- _WHAT TO DO_:
Pull out every line with the word "this".

- _DATASET EXTRACT_:
┄┄┄┄┄┄┄┄┄┄

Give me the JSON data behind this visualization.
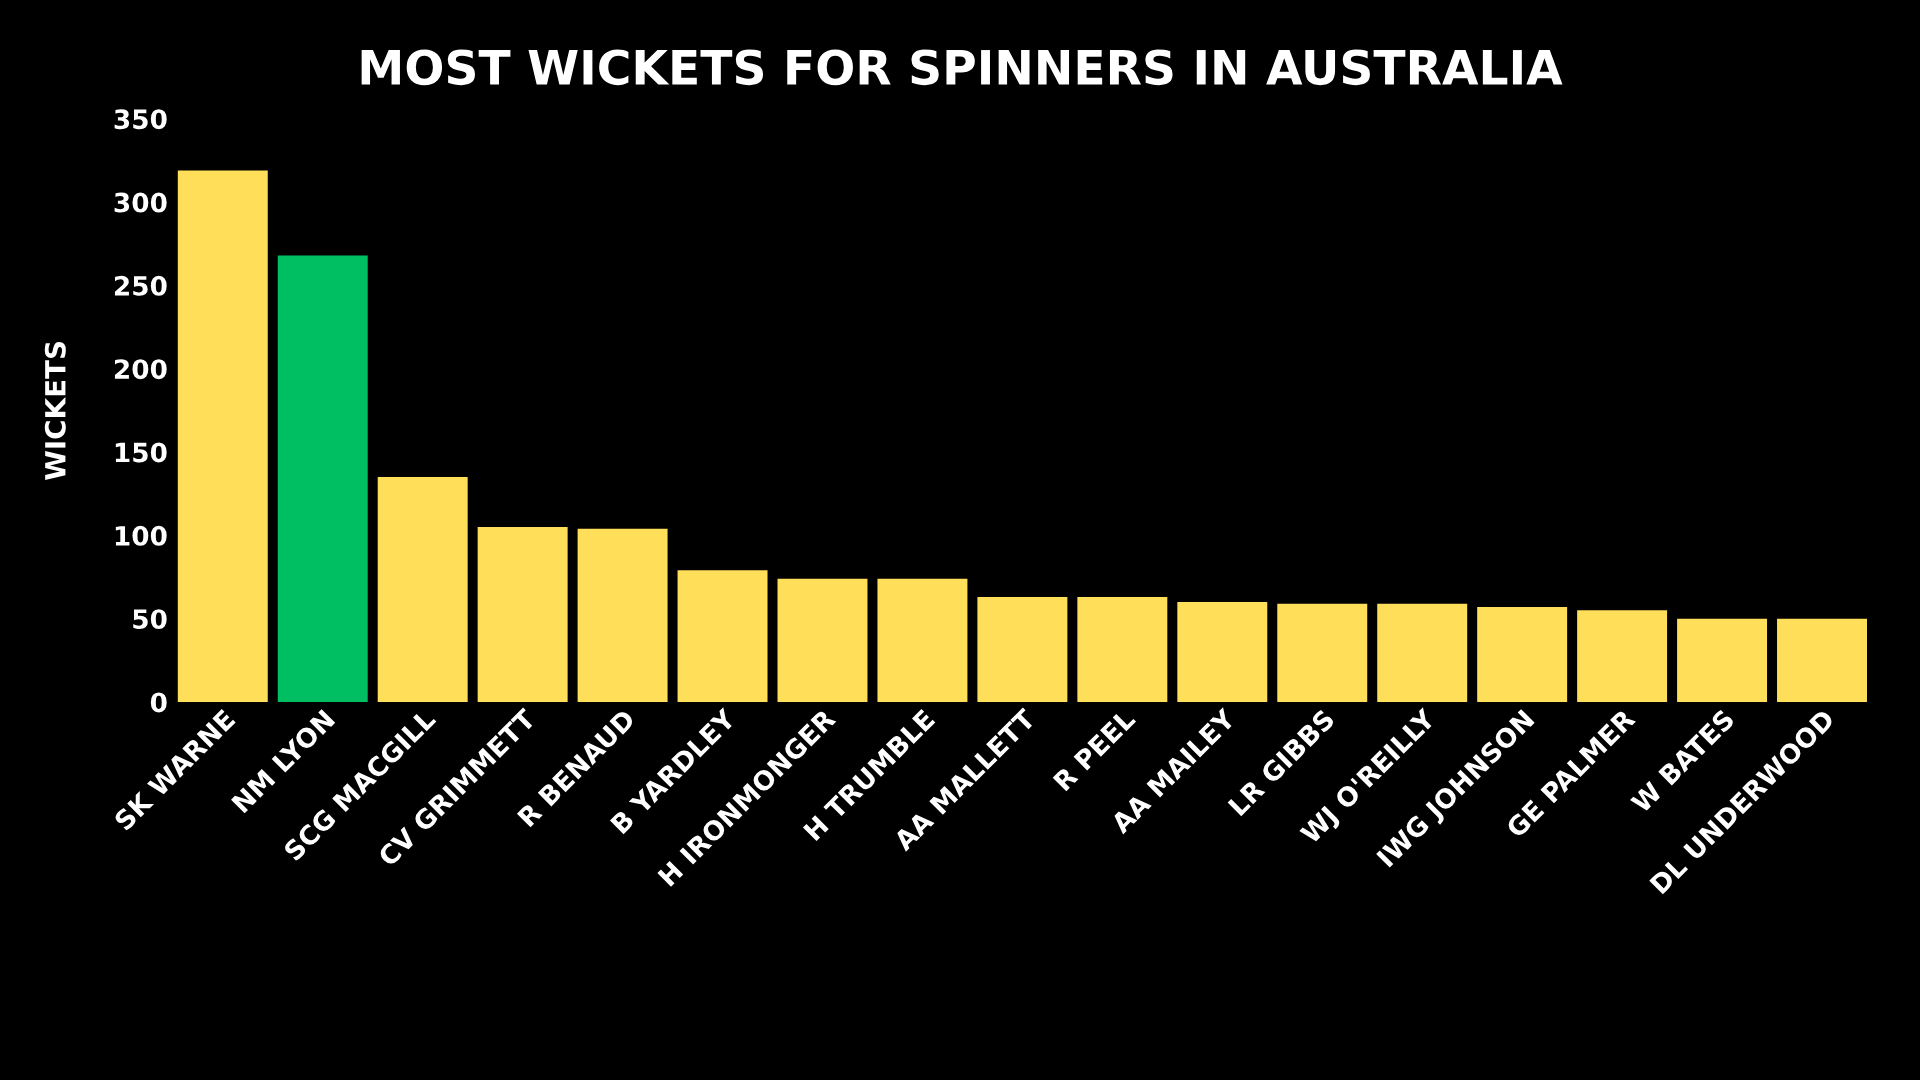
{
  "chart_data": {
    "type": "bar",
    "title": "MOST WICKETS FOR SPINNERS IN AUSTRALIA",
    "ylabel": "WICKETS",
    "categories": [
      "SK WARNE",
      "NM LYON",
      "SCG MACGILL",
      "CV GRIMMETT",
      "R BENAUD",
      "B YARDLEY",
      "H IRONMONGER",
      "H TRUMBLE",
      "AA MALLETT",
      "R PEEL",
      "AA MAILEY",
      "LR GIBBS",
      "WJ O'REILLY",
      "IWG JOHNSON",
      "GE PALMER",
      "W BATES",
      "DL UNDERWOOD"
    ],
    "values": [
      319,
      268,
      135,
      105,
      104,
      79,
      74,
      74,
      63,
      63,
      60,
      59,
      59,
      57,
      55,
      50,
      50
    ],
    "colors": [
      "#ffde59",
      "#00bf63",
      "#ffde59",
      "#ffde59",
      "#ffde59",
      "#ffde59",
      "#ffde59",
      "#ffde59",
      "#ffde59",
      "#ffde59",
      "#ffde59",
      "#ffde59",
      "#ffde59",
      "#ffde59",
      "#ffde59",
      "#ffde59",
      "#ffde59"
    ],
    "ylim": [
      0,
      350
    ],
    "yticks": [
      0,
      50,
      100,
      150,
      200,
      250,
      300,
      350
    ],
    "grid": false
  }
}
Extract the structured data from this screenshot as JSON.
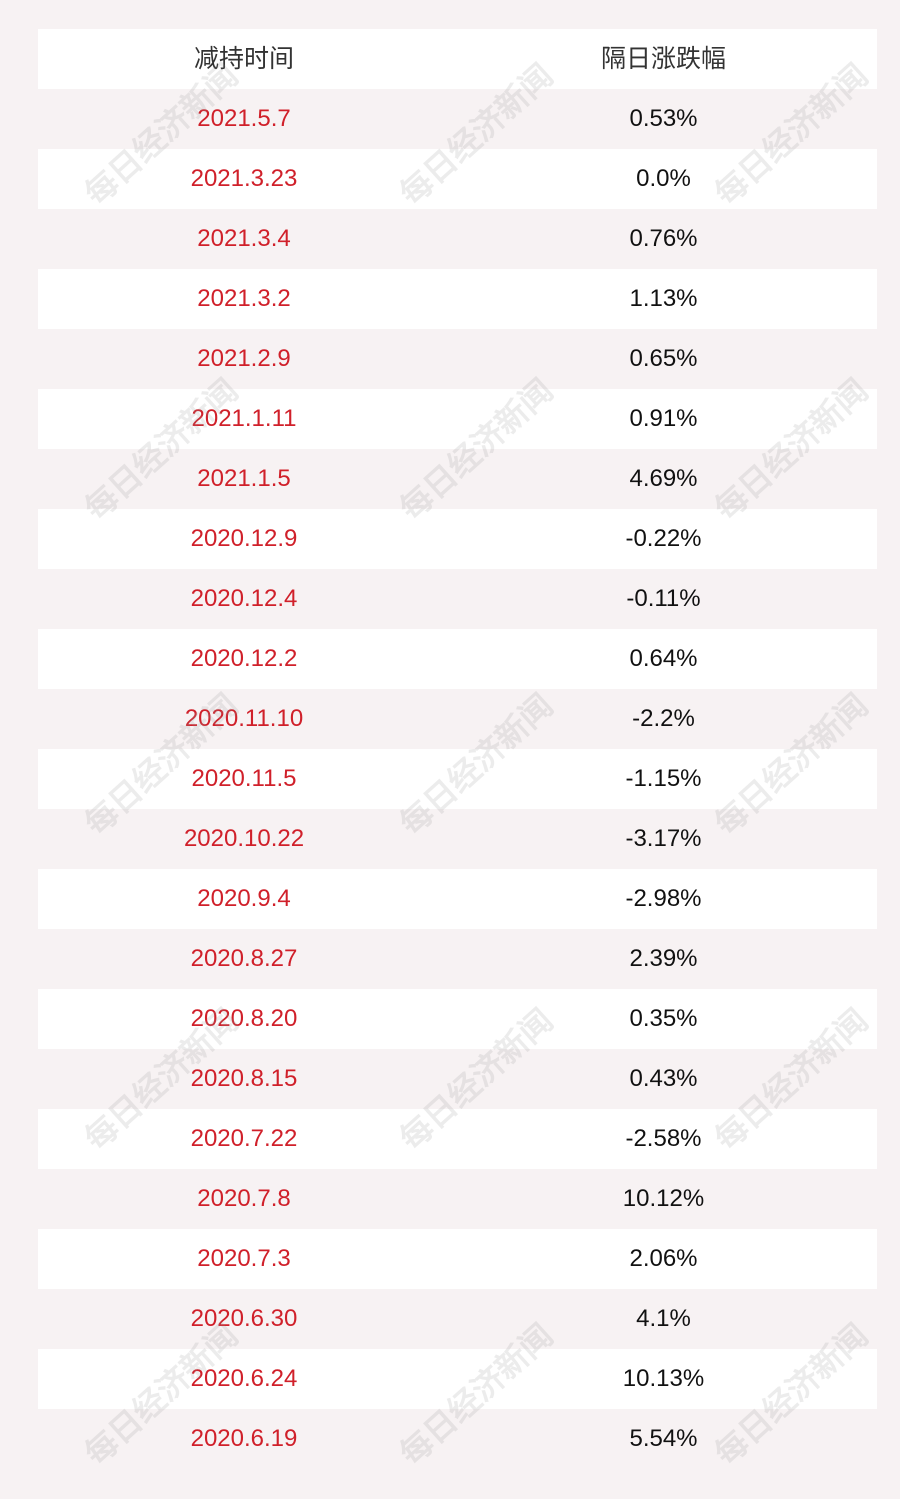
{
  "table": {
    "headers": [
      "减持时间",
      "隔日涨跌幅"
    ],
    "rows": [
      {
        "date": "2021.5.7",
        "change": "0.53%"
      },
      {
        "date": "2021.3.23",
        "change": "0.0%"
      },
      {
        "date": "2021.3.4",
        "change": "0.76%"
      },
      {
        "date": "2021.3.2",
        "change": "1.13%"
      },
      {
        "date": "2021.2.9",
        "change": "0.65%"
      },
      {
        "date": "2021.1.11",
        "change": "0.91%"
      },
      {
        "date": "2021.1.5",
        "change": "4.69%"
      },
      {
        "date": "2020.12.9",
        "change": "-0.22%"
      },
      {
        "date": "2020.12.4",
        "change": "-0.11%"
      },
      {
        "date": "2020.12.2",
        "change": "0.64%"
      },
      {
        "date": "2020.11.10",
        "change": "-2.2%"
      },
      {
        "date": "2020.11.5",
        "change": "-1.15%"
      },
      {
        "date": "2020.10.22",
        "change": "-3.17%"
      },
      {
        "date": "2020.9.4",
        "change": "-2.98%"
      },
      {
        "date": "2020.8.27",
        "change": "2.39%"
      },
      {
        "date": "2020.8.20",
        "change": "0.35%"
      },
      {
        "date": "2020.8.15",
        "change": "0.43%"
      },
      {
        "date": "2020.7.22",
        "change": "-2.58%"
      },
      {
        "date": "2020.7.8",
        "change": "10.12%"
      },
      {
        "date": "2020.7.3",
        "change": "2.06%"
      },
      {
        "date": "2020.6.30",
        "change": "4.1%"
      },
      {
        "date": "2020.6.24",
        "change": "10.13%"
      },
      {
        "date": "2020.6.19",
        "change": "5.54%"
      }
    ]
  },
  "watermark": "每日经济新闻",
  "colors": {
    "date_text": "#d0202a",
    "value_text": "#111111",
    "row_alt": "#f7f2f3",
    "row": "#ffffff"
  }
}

┄┄┄┄┄┄┄┄┄┄

- _WRITTEN RESPONSE_:
Give me the JSON data behind this visualization.
Extract the structured data from this screenshot as JSON.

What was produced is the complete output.